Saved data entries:
## Begin

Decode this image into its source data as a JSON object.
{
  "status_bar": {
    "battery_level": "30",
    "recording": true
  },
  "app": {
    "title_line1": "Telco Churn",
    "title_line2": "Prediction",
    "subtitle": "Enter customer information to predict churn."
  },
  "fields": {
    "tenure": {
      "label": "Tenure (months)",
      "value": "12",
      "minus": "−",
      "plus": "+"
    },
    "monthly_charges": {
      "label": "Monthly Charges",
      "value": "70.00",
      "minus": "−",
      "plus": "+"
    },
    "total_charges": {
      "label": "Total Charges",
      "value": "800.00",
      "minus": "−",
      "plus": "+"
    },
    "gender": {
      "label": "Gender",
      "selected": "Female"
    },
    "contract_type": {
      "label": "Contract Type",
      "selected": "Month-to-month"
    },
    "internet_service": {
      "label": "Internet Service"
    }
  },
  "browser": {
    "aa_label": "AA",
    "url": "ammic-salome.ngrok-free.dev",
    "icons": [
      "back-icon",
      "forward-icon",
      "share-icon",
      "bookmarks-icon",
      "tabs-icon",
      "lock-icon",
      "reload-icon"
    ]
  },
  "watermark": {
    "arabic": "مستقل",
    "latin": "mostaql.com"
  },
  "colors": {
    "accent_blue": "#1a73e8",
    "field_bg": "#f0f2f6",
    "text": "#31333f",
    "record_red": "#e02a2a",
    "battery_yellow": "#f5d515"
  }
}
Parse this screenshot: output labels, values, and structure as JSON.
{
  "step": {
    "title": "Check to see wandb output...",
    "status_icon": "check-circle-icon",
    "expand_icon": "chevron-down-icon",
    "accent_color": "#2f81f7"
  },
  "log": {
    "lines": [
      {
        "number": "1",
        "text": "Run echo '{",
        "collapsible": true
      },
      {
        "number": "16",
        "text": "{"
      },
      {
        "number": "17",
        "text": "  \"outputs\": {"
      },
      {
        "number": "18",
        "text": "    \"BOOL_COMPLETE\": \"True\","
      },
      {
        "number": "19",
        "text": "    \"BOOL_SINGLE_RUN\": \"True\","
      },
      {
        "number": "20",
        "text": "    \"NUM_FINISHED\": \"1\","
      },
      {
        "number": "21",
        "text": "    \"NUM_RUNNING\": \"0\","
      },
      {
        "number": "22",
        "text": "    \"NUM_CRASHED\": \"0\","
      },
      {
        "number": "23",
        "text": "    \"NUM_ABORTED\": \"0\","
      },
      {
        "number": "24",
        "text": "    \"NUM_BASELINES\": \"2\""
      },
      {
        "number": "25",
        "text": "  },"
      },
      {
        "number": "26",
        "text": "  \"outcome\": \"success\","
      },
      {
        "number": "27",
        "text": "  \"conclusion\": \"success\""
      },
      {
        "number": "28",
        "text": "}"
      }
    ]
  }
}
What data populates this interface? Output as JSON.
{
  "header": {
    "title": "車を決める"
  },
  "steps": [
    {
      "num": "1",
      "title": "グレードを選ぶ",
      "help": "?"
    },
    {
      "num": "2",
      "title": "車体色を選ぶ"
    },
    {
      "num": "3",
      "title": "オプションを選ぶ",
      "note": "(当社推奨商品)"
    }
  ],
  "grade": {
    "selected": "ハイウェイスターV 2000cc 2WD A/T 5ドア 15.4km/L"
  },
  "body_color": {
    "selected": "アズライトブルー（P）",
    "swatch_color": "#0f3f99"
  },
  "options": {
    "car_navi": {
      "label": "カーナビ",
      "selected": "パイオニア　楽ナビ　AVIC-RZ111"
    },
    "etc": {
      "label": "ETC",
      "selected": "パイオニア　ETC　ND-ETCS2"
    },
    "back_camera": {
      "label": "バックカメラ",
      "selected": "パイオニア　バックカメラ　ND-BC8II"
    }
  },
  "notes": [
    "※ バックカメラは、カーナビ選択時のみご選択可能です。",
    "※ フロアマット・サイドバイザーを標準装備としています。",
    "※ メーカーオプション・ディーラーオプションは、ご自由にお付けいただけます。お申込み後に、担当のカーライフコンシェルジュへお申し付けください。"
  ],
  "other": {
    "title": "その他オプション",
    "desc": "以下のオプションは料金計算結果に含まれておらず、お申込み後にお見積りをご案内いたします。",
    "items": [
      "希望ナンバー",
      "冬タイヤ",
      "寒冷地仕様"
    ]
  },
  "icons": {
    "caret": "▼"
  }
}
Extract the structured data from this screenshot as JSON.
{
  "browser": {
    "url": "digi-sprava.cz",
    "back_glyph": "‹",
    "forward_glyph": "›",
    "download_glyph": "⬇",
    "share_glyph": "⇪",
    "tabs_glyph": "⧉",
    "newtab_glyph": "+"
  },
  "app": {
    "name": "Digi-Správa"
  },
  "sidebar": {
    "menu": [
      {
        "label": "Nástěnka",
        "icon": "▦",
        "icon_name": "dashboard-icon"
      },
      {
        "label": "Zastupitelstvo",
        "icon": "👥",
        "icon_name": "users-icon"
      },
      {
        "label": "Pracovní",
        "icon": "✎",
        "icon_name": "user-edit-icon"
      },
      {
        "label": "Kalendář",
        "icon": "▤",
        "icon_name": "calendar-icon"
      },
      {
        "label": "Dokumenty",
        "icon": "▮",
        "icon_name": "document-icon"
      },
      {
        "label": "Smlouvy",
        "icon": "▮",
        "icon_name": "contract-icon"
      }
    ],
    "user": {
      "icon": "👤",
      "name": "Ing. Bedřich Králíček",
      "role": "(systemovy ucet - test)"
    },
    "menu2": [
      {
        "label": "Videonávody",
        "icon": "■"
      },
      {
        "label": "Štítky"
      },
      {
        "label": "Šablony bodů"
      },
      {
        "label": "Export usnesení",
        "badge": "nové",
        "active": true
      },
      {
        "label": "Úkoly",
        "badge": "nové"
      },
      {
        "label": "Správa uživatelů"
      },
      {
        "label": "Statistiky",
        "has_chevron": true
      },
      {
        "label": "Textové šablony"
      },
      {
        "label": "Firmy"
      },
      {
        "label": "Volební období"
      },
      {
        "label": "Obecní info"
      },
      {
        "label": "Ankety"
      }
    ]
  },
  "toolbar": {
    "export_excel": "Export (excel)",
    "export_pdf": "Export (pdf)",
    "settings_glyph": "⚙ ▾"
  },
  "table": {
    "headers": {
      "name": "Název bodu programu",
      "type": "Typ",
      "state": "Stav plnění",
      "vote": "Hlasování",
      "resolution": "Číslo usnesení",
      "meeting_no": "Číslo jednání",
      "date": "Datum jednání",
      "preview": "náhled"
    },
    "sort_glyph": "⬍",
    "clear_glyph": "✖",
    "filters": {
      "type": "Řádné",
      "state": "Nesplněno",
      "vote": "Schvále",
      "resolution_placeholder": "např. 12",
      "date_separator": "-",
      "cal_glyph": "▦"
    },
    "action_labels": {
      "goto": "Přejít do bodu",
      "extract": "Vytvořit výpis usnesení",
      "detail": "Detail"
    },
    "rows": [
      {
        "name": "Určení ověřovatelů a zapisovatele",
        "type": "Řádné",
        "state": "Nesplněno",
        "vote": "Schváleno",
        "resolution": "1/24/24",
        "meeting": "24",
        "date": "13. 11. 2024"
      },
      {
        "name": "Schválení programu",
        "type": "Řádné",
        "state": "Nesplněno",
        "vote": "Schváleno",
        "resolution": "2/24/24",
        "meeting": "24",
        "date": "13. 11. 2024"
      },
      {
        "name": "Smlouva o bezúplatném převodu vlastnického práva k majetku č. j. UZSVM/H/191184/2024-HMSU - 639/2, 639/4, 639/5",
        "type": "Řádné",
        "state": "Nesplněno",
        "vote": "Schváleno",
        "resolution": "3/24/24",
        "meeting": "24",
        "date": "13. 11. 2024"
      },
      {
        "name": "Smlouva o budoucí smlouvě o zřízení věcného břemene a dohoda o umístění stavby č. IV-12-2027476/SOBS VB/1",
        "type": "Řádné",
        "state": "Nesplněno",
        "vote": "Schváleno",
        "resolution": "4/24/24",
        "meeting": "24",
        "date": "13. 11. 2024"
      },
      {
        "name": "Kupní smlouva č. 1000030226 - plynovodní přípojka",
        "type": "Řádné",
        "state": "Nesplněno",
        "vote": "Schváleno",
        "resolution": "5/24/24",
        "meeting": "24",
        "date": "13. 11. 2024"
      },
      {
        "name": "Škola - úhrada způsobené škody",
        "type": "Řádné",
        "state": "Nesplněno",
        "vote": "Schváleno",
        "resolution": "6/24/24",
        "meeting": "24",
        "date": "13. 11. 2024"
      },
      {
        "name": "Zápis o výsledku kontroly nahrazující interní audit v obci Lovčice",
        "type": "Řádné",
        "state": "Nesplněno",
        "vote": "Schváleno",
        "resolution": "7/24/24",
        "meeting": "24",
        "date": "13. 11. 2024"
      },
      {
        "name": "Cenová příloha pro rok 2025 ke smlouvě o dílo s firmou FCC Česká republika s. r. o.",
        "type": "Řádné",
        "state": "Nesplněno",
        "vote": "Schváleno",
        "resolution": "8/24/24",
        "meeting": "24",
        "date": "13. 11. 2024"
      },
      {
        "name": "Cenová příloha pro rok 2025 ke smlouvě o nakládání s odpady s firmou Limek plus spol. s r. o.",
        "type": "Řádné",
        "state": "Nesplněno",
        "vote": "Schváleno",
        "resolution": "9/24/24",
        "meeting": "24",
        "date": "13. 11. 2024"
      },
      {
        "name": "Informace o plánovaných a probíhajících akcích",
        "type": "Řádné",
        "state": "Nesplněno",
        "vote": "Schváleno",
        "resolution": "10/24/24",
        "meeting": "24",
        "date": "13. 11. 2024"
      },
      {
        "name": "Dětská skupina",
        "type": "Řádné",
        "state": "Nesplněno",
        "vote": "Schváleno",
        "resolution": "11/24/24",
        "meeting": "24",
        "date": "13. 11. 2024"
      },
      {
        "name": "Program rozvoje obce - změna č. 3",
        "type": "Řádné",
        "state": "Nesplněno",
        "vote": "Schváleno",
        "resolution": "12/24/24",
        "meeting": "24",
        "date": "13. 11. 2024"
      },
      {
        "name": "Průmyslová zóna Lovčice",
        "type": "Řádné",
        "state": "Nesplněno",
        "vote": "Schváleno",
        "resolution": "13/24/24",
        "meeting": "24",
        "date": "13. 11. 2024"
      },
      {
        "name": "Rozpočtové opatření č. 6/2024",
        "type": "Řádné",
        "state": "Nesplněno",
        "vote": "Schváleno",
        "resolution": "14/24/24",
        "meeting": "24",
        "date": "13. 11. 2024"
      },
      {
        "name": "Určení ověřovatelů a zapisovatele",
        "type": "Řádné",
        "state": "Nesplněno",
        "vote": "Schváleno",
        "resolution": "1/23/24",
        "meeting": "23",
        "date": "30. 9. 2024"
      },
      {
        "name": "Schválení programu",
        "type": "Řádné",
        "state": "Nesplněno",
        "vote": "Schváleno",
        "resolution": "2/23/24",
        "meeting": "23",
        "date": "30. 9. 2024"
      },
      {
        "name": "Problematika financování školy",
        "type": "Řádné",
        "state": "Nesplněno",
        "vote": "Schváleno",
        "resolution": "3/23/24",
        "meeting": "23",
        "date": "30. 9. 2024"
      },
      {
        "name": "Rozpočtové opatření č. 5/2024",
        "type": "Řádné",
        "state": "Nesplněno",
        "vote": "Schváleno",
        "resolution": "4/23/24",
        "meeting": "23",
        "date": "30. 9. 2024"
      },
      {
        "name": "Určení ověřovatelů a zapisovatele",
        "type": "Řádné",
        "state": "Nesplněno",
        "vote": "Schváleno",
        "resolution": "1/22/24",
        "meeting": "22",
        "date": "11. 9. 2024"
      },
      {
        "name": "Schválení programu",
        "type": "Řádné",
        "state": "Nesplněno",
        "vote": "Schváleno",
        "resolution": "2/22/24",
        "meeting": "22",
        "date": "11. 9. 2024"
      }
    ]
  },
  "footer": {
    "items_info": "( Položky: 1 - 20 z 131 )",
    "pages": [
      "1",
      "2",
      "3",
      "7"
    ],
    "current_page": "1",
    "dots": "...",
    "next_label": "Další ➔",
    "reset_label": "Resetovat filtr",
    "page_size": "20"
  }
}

## End

Pull out all lines from the listing that contain the string "Cenová".

== Final answer ==
        "name": "Cenová příloha pro rok 2025 ke smlouvě o dílo s firmou FCC Česká republika s. r. o.",
        "name": "Cenová příloha pro rok 2025 ke smlouvě o nakládání s odpady s firmou Limek plus spol. s r. o.",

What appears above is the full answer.